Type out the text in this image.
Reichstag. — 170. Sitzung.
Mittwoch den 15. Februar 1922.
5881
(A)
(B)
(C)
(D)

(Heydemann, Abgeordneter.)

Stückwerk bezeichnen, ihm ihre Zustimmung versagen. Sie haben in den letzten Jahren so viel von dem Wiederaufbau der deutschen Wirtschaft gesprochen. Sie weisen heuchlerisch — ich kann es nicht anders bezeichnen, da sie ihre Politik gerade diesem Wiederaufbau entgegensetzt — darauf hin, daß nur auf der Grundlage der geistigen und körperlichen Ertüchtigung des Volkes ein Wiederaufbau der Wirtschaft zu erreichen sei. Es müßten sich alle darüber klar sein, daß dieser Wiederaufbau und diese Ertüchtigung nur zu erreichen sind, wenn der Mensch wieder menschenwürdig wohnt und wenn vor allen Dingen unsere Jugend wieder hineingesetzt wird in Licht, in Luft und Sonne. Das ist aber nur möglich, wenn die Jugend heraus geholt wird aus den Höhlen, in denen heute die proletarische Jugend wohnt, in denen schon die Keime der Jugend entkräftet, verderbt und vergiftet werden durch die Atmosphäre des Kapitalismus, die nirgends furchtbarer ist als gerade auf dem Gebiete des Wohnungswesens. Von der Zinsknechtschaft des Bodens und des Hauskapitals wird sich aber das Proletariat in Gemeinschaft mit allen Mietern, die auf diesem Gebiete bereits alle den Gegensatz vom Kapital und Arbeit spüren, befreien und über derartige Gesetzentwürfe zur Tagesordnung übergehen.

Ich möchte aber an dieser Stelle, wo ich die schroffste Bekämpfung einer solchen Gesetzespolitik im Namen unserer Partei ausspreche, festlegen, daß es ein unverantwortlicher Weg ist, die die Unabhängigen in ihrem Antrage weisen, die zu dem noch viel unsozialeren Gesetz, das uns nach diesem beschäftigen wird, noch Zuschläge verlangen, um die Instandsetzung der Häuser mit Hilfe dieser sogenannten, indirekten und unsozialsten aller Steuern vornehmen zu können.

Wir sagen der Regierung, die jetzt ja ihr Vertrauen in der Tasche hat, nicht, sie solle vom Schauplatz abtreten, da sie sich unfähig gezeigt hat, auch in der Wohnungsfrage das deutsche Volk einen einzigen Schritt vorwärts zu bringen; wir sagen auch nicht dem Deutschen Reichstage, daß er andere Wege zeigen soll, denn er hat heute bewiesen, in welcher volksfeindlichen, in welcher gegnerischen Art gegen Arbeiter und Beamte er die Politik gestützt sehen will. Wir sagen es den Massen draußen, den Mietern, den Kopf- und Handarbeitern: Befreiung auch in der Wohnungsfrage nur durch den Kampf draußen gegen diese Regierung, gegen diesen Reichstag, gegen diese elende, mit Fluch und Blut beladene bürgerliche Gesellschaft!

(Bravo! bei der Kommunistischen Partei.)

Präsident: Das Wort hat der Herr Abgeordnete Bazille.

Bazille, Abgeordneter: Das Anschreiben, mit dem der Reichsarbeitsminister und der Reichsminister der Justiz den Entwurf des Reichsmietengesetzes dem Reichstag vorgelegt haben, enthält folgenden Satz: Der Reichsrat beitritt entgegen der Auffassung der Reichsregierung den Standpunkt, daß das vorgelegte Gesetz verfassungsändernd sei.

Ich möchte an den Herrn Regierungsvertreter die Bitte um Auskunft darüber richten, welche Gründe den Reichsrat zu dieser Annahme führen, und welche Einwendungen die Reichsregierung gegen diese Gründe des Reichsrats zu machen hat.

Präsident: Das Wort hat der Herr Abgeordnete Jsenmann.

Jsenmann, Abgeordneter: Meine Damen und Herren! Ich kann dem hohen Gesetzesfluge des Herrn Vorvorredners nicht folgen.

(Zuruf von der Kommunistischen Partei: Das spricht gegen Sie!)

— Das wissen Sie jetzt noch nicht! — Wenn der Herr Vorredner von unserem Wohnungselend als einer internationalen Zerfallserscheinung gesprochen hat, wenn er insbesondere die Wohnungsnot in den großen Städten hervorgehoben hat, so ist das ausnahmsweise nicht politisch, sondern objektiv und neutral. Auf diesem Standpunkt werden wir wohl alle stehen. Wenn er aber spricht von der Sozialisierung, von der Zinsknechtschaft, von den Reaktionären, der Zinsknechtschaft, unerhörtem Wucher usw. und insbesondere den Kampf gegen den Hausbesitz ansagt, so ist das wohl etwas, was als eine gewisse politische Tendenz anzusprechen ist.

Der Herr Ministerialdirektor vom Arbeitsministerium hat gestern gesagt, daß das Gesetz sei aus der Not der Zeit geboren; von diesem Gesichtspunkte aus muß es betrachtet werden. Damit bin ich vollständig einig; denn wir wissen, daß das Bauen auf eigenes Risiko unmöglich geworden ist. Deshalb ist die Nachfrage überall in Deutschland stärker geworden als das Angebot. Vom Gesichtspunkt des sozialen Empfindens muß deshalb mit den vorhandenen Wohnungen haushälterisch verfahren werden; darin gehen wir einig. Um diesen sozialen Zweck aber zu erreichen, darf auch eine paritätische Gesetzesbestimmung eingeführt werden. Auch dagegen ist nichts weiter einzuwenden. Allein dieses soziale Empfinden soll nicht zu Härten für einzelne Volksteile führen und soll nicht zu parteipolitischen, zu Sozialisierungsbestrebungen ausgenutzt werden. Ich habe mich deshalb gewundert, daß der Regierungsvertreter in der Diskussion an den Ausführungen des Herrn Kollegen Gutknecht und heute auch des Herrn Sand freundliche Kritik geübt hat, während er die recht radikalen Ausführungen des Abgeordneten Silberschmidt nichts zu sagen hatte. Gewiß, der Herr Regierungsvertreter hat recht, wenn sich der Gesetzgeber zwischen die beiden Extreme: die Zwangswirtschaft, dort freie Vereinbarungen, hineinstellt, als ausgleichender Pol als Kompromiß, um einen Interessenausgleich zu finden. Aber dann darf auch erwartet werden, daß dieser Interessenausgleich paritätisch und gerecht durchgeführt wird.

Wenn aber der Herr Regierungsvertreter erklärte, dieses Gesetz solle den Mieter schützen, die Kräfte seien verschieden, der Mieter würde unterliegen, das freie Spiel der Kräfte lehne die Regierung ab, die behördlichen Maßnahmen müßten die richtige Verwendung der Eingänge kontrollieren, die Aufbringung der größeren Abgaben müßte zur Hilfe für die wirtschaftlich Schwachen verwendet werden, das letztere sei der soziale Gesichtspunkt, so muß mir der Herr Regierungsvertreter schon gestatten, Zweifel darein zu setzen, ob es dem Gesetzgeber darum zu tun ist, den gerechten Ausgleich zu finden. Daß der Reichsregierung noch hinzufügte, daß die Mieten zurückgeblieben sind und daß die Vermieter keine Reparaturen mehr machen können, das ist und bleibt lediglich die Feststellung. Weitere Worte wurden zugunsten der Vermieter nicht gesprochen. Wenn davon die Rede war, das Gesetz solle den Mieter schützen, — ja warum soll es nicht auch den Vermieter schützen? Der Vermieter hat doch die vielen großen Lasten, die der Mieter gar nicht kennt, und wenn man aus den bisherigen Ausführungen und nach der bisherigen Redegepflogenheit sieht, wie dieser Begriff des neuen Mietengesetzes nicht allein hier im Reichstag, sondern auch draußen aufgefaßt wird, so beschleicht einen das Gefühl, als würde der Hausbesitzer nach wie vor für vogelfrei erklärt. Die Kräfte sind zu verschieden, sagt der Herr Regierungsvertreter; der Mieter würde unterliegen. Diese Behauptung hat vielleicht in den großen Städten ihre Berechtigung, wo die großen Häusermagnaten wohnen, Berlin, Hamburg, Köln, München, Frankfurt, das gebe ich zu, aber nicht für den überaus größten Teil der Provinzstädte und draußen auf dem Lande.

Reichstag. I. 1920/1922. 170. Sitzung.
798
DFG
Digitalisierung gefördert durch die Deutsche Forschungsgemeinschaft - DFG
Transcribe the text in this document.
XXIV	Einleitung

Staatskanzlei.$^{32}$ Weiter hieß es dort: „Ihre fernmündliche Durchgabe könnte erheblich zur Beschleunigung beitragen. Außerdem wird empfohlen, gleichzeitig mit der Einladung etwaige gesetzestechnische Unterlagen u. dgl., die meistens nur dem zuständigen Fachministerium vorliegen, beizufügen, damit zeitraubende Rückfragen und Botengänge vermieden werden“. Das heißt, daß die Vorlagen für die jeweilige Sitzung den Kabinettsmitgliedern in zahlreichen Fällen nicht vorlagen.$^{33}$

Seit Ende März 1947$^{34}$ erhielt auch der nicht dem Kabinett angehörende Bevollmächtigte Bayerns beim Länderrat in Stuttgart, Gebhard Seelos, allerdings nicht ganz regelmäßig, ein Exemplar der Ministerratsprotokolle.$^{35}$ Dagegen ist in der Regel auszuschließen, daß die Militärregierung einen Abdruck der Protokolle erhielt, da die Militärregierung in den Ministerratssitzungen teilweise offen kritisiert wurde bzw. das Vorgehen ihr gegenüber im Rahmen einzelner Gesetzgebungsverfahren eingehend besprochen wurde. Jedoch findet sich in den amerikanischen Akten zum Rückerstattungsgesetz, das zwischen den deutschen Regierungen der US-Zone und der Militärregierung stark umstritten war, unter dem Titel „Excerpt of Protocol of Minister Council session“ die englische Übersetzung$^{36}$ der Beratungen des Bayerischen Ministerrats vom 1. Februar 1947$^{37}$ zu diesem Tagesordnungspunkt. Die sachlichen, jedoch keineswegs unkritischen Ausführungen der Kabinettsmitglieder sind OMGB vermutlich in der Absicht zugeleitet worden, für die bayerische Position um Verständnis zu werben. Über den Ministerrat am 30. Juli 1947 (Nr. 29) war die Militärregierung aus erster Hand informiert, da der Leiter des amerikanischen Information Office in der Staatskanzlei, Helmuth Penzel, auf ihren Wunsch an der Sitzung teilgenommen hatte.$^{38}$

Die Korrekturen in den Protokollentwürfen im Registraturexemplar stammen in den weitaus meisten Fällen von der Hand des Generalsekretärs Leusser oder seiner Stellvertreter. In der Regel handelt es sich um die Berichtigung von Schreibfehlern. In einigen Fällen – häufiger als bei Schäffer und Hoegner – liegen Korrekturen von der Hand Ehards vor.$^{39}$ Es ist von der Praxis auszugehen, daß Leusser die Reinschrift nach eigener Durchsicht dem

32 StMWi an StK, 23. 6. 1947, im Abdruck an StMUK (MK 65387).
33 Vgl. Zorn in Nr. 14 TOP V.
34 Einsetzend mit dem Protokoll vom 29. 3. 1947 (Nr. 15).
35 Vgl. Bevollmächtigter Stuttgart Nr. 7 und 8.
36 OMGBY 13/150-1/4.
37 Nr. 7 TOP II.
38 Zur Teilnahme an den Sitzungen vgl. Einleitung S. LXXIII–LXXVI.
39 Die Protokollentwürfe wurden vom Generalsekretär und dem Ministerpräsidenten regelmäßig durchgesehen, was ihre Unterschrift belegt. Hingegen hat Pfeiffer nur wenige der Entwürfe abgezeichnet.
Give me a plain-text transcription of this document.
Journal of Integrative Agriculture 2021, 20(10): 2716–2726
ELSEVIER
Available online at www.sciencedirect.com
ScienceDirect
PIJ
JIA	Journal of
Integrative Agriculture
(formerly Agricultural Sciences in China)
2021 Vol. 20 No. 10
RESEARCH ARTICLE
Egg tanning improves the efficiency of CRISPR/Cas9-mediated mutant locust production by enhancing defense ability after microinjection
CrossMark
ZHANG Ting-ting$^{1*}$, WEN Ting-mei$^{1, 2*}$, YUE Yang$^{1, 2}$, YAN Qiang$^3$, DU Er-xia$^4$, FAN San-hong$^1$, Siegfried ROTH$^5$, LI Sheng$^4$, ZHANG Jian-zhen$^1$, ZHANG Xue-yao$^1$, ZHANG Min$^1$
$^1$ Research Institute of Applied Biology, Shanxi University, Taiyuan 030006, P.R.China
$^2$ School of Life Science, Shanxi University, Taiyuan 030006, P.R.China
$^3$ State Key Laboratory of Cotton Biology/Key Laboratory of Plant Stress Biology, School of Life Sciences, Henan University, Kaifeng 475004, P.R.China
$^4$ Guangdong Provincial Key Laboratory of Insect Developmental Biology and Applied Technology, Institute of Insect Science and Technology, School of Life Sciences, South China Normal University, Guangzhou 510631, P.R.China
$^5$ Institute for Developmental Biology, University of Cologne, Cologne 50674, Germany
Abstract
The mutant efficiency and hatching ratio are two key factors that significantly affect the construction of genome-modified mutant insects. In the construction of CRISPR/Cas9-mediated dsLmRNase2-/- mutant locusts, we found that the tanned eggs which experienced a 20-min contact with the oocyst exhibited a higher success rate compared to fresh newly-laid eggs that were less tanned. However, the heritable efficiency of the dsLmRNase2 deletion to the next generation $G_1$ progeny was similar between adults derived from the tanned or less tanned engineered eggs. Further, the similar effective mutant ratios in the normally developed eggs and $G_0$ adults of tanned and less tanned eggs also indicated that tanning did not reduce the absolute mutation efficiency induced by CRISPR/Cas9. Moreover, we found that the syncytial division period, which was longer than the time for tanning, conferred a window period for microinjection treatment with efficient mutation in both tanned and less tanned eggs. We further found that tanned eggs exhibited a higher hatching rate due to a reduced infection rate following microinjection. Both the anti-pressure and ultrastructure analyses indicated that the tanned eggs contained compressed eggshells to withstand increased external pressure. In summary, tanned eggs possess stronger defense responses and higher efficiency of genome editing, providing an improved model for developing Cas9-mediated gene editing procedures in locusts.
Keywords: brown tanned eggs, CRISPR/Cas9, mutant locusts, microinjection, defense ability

++++++

§ **Instructions for the task**
If a line in the entries above has the word "China", copy it.

§ **Reply to the task**
(formerly Agricultural Sciences in China)
$^1$ Research Institute of Applied Biology, Shanxi University, Taiyuan 030006, P.R.China
$^2$ School of Life Science, Shanxi University, Taiyuan 030006, P.R.China
$^3$ State Key Laboratory of Cotton Biology/Key Laboratory of Plant Stress Biology, School of Life Sciences, Henan University, Kaifeng 475004, P.R.China
$^4$ Guangdong Provincial Key Laboratory of Insect Developmental Biology and Applied Technology, Institute of Insect Science and Technology, School of Life Sciences, South China Normal University, Guangzhou 510631, P.R.China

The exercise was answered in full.